# [Task to complete]
Omit every picture and return the rest of the data unaltered.
::::::::::
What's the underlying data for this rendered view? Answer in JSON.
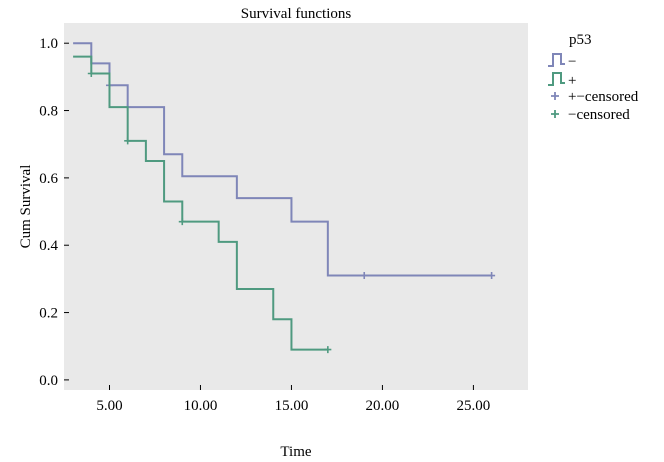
{
  "chart_data": {
    "type": "line",
    "title": "Survival functions",
    "xlabel": "Time",
    "ylabel": "Cum Survival",
    "xlim": [
      2.5,
      28.0
    ],
    "ylim": [
      -0.03,
      1.06
    ],
    "xticks": [
      5,
      10,
      15,
      20,
      25
    ],
    "xtick_labels": [
      "5.00",
      "10.00",
      "15.00",
      "20.00",
      "25.00"
    ],
    "yticks": [
      0,
      0.2,
      0.4,
      0.6,
      0.8,
      1.0
    ],
    "ytick_labels": [
      "0.0",
      "0.2",
      "0.4",
      "0.6",
      "0.8",
      "1.0"
    ],
    "grid": false,
    "legend_position": "right",
    "legend": {
      "title": "p53",
      "entries": [
        "−",
        "+",
        "+−censored",
        "−censored"
      ]
    },
    "series": [
      {
        "name": "−",
        "color": "#7f86b8",
        "steps": [
          [
            3.0,
            1.0
          ],
          [
            4.0,
            0.94
          ],
          [
            5.0,
            0.875
          ],
          [
            6.0,
            0.81
          ],
          [
            8.0,
            0.67
          ],
          [
            9.0,
            0.605
          ],
          [
            12.0,
            0.54
          ],
          [
            15.0,
            0.47
          ],
          [
            17.0,
            0.31
          ],
          [
            26.0,
            0.31
          ]
        ],
        "censored": [
          [
            5.0,
            0.875
          ],
          [
            6.0,
            0.81
          ],
          [
            19.0,
            0.31
          ],
          [
            26.0,
            0.31
          ]
        ]
      },
      {
        "name": "+",
        "color": "#4f9a80",
        "steps": [
          [
            3.0,
            0.96
          ],
          [
            4.0,
            0.91
          ],
          [
            5.0,
            0.81
          ],
          [
            6.0,
            0.71
          ],
          [
            7.0,
            0.65
          ],
          [
            8.0,
            0.53
          ],
          [
            9.0,
            0.47
          ],
          [
            11.0,
            0.41
          ],
          [
            12.0,
            0.27
          ],
          [
            14.0,
            0.18
          ],
          [
            15.0,
            0.09
          ],
          [
            17.0,
            0.09
          ]
        ],
        "censored": [
          [
            4.0,
            0.91
          ],
          [
            6.0,
            0.71
          ],
          [
            9.0,
            0.47
          ],
          [
            17.0,
            0.09
          ]
        ]
      }
    ]
  },
  "colors": {
    "plot_background": "#e9e9e9",
    "series_minus": "#7f86b8",
    "series_plus": "#4f9a80"
  }
}
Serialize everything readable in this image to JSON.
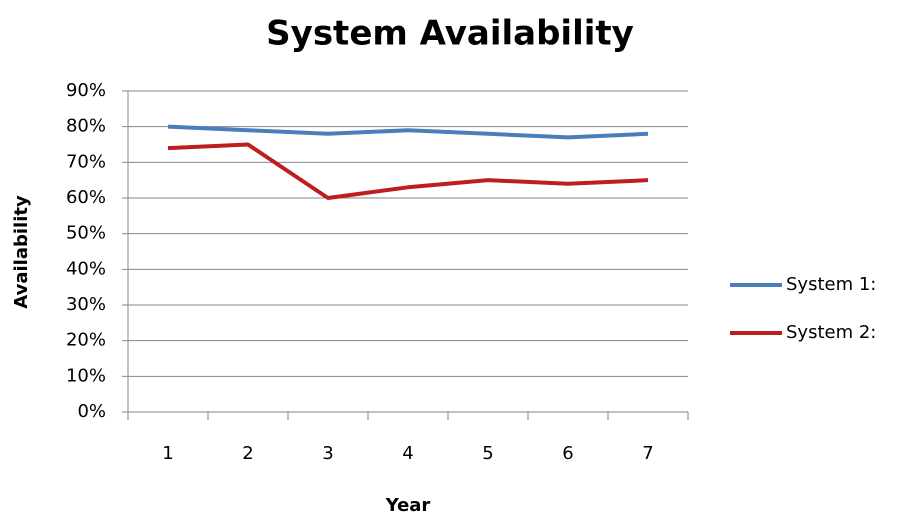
{
  "chart_data": {
    "type": "line",
    "title": "System Availability",
    "x_label": "Year",
    "y_label": "Availability",
    "categories": [
      "1",
      "2",
      "3",
      "4",
      "5",
      "6",
      "7"
    ],
    "series": [
      {
        "name": "System 1:",
        "color": "#4a7ebb",
        "values": [
          80,
          79,
          78,
          79,
          78,
          77,
          78
        ]
      },
      {
        "name": "System 2:",
        "color": "#be1e1e",
        "values": [
          74,
          75,
          60,
          63,
          65,
          64,
          65
        ]
      }
    ],
    "ylim": [
      0,
      90
    ],
    "yticks": [
      {
        "value": 0,
        "label": "0%"
      },
      {
        "value": 10,
        "label": "10%"
      },
      {
        "value": 20,
        "label": "20%"
      },
      {
        "value": 30,
        "label": "30%"
      },
      {
        "value": 40,
        "label": "40%"
      },
      {
        "value": 50,
        "label": "50%"
      },
      {
        "value": 60,
        "label": "60%"
      },
      {
        "value": 70,
        "label": "70%"
      },
      {
        "value": 80,
        "label": "80%"
      },
      {
        "value": 90,
        "label": "90%"
      }
    ],
    "grid": true,
    "legend": "right"
  }
}
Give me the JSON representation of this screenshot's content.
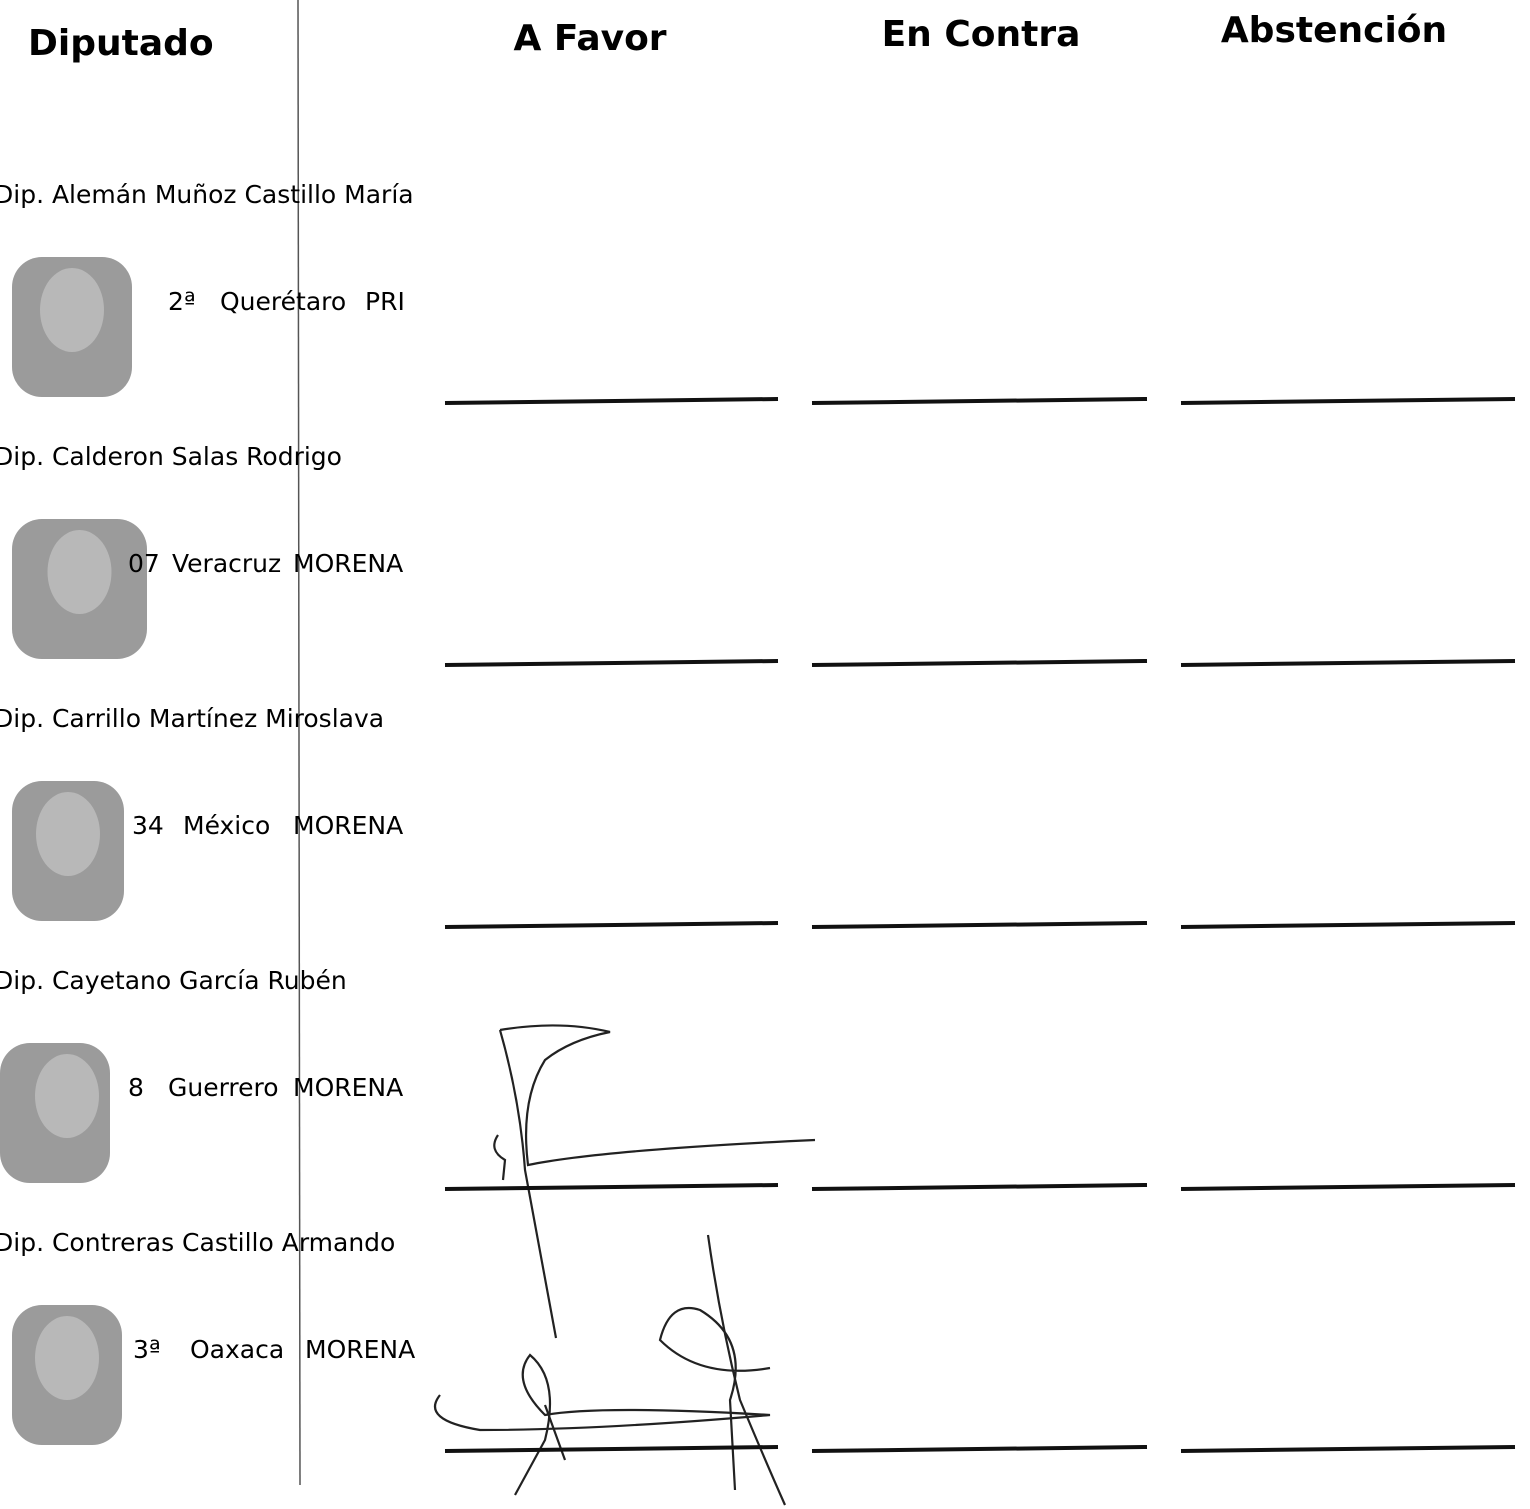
{
  "header": {
    "columns": [
      "Diputado",
      "A Favor",
      "En Contra",
      "Abstención"
    ]
  },
  "rows": [
    {
      "name": "Dip. Alemán Muñoz Castillo María",
      "district": "2ª",
      "state": "Querétaro",
      "party": "PRI"
    },
    {
      "name": "Dip. Calderon Salas Rodrigo",
      "district": "07",
      "state": "Veracruz",
      "party": "MORENA"
    },
    {
      "name": "Dip. Carrillo Martínez Miroslava",
      "district": "34",
      "state": "México",
      "party": "MORENA"
    },
    {
      "name": "Dip. Cayetano García Rubén",
      "district": "8",
      "state": "Guerrero",
      "party": "MORENA"
    },
    {
      "name": "Dip. Contreras Castillo Armando",
      "district": "3ª",
      "state": "Oaxaca",
      "party": "MORENA"
    }
  ]
}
::::::::::
# [Answer in full]
What's the underlying data for this rendered view? Answer in JSON.
{
  "chart_data": {
    "type": "line",
    "title": "Survival functions",
    "xlabel": "Time",
    "ylabel": "Cum Survival",
    "xlim": [
      2.5,
      28.0
    ],
    "ylim": [
      -0.03,
      1.06
    ],
    "xticks": [
      5,
      10,
      15,
      20,
      25
    ],
    "xtick_labels": [
      "5.00",
      "10.00",
      "15.00",
      "20.00",
      "25.00"
    ],
    "yticks": [
      0,
      0.2,
      0.4,
      0.6,
      0.8,
      1.0
    ],
    "ytick_labels": [
      "0.0",
      "0.2",
      "0.4",
      "0.6",
      "0.8",
      "1.0"
    ],
    "grid": false,
    "legend_position": "right",
    "legend": {
      "title": "p53",
      "entries": [
        "−",
        "+",
        "+−censored",
        "−censored"
      ]
    },
    "series": [
      {
        "name": "−",
        "color": "#7f86b8",
        "steps": [
          [
            3.0,
            1.0
          ],
          [
            4.0,
            0.94
          ],
          [
            5.0,
            0.875
          ],
          [
            6.0,
            0.81
          ],
          [
            8.0,
            0.67
          ],
          [
            9.0,
            0.605
          ],
          [
            12.0,
            0.54
          ],
          [
            15.0,
            0.47
          ],
          [
            17.0,
            0.31
          ],
          [
            26.0,
            0.31
          ]
        ],
        "censored": [
          [
            5.0,
            0.875
          ],
          [
            6.0,
            0.81
          ],
          [
            19.0,
            0.31
          ],
          [
            26.0,
            0.31
          ]
        ]
      },
      {
        "name": "+",
        "color": "#4f9a80",
        "steps": [
          [
            3.0,
            0.96
          ],
          [
            4.0,
            0.91
          ],
          [
            5.0,
            0.81
          ],
          [
            6.0,
            0.71
          ],
          [
            7.0,
            0.65
          ],
          [
            8.0,
            0.53
          ],
          [
            9.0,
            0.47
          ],
          [
            11.0,
            0.41
          ],
          [
            12.0,
            0.27
          ],
          [
            14.0,
            0.18
          ],
          [
            15.0,
            0.09
          ],
          [
            17.0,
            0.09
          ]
        ],
        "censored": [
          [
            4.0,
            0.91
          ],
          [
            6.0,
            0.71
          ],
          [
            9.0,
            0.47
          ],
          [
            17.0,
            0.09
          ]
        ]
      }
    ]
  },
  "colors": {
    "plot_background": "#e9e9e9",
    "series_minus": "#7f86b8",
    "series_plus": "#4f9a80"
  }
}
Serialize everything readable in this image to JSON.
{
  "chart_data": {
    "type": "line",
    "title": "System Availability",
    "x_label": "Year",
    "y_label": "Availability",
    "categories": [
      "1",
      "2",
      "3",
      "4",
      "5",
      "6",
      "7"
    ],
    "series": [
      {
        "name": "System 1:",
        "color": "#4a7ebb",
        "values": [
          80,
          79,
          78,
          79,
          78,
          77,
          78
        ]
      },
      {
        "name": "System 2:",
        "color": "#be1e1e",
        "values": [
          74,
          75,
          60,
          63,
          65,
          64,
          65
        ]
      }
    ],
    "ylim": [
      0,
      90
    ],
    "yticks": [
      {
        "value": 0,
        "label": "0%"
      },
      {
        "value": 10,
        "label": "10%"
      },
      {
        "value": 20,
        "label": "20%"
      },
      {
        "value": 30,
        "label": "30%"
      },
      {
        "value": 40,
        "label": "40%"
      },
      {
        "value": 50,
        "label": "50%"
      },
      {
        "value": 60,
        "label": "60%"
      },
      {
        "value": 70,
        "label": "70%"
      },
      {
        "value": 80,
        "label": "80%"
      },
      {
        "value": 90,
        "label": "90%"
      }
    ],
    "grid": true,
    "legend": "right"
  }
}
Give me the JSON representation of this screenshot's content.
{
  "header": {
    "columns": [
      "Diputado",
      "A Favor",
      "En Contra",
      "Abstención"
    ]
  },
  "rows": [
    {
      "name": "Dip. Alemán Muñoz Castillo María",
      "district": "2ª",
      "state": "Querétaro",
      "party": "PRI"
    },
    {
      "name": "Dip. Calderon Salas Rodrigo",
      "district": "07",
      "state": "Veracruz",
      "party": "MORENA"
    },
    {
      "name": "Dip. Carrillo Martínez Miroslava",
      "district": "34",
      "state": "México",
      "party": "MORENA"
    },
    {
      "name": "Dip. Cayetano García Rubén",
      "district": "8",
      "state": "Guerrero",
      "party": "MORENA"
    },
    {
      "name": "Dip. Contreras Castillo Armando",
      "district": "3ª",
      "state": "Oaxaca",
      "party": "MORENA"
    }
  ]
}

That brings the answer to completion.